-- Description of the task --
From the entries provided below, copy each line that contains the word "name".

-- Dataset rows about figures --
☆ ☆ ☆ ☆ ☆

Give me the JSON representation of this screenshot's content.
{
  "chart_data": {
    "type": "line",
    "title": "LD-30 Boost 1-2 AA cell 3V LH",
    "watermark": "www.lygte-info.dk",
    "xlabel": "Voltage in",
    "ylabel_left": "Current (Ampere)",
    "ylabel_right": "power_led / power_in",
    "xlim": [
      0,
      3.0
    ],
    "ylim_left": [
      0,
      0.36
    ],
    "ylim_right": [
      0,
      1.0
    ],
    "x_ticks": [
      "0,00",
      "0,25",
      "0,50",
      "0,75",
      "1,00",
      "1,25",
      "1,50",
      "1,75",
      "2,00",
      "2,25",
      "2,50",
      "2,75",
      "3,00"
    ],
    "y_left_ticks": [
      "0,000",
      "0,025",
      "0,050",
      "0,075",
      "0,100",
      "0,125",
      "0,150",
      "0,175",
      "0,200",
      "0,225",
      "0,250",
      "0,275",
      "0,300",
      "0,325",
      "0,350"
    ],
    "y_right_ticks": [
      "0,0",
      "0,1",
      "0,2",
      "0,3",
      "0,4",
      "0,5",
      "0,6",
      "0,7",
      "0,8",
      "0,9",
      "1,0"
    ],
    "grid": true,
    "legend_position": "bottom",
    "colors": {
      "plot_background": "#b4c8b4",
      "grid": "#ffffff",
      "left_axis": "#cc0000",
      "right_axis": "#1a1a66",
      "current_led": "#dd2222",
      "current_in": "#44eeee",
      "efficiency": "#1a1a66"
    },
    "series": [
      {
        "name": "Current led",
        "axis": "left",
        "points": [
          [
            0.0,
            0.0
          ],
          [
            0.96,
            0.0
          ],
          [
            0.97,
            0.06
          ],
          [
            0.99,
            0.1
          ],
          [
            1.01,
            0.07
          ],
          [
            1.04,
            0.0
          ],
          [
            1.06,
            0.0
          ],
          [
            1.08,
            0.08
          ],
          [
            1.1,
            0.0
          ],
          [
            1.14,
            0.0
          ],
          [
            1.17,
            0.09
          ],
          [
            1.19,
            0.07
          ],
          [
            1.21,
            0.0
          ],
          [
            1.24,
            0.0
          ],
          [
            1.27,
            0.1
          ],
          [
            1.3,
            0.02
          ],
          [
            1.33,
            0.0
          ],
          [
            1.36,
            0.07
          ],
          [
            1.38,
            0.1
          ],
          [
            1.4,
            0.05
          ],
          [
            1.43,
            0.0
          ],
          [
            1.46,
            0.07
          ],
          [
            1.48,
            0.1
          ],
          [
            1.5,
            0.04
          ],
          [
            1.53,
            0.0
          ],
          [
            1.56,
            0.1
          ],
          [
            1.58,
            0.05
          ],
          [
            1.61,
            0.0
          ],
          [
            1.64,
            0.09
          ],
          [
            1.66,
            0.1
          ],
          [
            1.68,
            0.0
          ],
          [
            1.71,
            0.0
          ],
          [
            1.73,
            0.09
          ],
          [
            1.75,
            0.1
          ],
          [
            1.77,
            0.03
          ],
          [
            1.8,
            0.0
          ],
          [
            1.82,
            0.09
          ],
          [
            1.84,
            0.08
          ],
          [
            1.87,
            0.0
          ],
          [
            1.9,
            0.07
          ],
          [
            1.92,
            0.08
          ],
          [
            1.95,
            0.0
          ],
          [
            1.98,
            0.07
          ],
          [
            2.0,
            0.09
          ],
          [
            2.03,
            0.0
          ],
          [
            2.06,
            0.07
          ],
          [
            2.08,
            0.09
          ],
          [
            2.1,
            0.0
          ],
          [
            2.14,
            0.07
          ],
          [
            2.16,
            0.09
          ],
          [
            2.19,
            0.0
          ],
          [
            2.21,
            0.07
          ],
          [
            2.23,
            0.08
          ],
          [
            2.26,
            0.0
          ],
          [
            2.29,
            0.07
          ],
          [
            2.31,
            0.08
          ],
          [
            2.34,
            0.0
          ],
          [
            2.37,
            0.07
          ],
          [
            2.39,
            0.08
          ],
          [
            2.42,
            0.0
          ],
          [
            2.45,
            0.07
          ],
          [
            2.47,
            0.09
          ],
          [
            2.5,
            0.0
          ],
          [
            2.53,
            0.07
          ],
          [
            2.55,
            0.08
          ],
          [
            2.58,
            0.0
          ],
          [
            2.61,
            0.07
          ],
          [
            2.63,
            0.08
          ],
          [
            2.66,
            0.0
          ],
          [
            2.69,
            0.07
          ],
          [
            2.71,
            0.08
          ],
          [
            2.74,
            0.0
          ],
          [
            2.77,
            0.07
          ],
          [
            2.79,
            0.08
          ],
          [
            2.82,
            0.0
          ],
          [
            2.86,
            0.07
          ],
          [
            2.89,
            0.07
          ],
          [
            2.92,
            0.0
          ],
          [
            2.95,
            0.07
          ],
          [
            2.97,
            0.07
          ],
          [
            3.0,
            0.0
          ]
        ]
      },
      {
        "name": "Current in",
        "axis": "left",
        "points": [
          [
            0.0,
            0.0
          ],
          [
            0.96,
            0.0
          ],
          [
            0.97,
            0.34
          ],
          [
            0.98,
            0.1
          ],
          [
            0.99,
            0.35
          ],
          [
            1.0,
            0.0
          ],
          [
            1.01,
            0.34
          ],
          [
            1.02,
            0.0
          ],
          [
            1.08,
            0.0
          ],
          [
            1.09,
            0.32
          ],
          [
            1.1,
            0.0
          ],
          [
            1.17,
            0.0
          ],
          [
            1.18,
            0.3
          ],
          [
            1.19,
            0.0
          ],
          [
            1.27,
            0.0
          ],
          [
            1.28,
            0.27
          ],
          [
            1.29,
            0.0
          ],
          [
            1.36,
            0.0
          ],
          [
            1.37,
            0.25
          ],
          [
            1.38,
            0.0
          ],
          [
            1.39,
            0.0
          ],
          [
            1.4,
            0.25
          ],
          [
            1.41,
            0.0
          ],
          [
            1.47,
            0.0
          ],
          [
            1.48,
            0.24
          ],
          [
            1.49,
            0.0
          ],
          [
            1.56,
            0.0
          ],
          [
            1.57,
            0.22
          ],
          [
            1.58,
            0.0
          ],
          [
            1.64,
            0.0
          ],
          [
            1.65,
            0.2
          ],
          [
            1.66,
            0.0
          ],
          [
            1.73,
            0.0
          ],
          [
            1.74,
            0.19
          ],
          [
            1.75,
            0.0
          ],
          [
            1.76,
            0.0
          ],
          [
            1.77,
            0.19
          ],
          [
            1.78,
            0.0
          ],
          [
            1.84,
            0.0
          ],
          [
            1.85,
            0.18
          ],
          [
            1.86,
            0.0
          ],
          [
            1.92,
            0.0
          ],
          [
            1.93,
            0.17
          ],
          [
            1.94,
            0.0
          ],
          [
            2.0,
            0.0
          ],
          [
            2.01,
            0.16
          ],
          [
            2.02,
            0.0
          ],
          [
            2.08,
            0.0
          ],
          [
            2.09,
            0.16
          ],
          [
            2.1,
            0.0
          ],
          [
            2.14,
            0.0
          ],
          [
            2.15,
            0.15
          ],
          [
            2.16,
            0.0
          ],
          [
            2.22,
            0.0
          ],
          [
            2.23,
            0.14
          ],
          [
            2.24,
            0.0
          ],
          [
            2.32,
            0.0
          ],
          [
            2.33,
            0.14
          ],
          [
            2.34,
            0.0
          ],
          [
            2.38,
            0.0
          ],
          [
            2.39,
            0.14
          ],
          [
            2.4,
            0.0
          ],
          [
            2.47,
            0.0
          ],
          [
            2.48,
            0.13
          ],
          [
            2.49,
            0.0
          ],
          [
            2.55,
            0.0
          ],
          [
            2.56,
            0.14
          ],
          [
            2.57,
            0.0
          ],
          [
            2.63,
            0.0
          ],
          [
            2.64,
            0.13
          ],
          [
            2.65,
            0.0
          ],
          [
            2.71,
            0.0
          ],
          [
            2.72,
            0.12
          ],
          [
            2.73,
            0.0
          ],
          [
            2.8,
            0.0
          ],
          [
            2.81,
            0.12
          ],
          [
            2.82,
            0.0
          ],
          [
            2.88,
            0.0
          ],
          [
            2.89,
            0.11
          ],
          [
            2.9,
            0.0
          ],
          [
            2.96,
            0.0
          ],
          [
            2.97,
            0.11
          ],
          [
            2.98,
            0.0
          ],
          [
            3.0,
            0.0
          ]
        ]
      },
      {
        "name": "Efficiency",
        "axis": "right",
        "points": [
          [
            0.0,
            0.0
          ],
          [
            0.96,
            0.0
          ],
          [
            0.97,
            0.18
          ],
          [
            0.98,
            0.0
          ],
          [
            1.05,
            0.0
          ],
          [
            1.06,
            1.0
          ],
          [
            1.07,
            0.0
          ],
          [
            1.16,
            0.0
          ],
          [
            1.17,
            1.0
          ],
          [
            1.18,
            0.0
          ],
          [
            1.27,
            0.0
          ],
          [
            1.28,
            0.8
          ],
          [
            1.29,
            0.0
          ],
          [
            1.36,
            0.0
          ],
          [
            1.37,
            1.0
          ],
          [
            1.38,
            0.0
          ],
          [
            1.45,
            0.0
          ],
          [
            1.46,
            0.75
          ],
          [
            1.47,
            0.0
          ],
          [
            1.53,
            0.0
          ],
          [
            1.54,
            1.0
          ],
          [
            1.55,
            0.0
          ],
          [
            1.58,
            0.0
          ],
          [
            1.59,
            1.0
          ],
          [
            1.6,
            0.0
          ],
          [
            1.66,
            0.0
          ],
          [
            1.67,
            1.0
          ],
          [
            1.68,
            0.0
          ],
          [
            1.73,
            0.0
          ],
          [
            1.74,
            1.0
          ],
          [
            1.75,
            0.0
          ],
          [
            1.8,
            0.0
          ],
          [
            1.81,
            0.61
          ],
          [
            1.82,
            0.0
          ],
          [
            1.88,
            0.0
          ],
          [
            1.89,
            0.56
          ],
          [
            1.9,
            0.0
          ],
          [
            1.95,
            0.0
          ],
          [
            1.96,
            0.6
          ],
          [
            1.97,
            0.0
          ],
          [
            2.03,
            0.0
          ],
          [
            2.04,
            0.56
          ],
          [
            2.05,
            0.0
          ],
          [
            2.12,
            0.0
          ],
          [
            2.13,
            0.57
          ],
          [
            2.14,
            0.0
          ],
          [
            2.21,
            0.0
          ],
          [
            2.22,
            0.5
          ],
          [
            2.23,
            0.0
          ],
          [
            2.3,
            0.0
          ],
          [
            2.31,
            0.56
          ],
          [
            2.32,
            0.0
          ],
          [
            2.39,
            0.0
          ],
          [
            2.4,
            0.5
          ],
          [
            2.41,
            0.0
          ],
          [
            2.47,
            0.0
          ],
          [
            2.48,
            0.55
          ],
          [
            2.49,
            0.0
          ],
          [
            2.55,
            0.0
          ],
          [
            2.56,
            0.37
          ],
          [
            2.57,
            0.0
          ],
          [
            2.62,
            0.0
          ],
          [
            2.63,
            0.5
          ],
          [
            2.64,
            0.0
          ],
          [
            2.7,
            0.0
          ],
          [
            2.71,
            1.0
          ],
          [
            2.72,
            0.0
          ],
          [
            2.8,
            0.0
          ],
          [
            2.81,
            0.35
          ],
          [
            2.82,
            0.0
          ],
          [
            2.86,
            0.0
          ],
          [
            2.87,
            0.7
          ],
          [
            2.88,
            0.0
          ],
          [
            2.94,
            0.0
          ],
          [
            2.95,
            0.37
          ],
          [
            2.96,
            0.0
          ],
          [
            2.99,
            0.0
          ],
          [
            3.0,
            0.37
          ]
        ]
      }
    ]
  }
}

☆ ☆ ☆ ☆ ☆

-- Written solution --
        "name": "Current led",
        "name": "Current in",
        "name": "Efficiency",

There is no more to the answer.